**EXERCISE DETAILS:** Identify each line in the records below that contains the word "strength", and copy it.

(Dataset records)
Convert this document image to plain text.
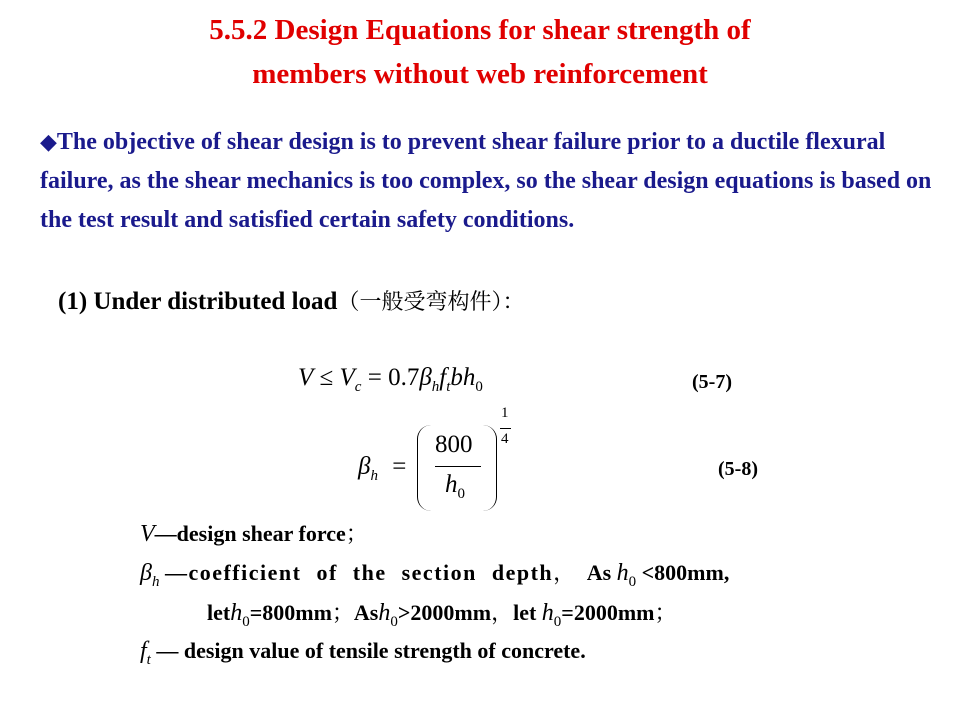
5.5.2 Design Equations for shear strength of
members without web reinforcement
◆The objective of shear design is to prevent shear failure prior to a ductile flexural failure, as the shear mechanics is too complex, so the shear design equations is based on the test result and satisfied certain safety conditions.
(1) Under distributed load（一般受弯构件）：
$V \le V_c = 0.7\beta_hf_tbh_0$	(5-7)
$\beta_h$ =
800
$h_0$
1
4
(5-8)
V—design shear force；
$\beta_h$ —coefficient of the section depth， As $h_0 <800mm$,
leth$_0$=800mm；Ash$_0$>2000mm，let $h_0=2000mm$；
$f_t$ — design value of tensile strength of concrete.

**OUTPUT FOR THIS TASK:**
5.5.2 Design Equations for shear strength of
$f_t$ — design value of tensile strength of concrete.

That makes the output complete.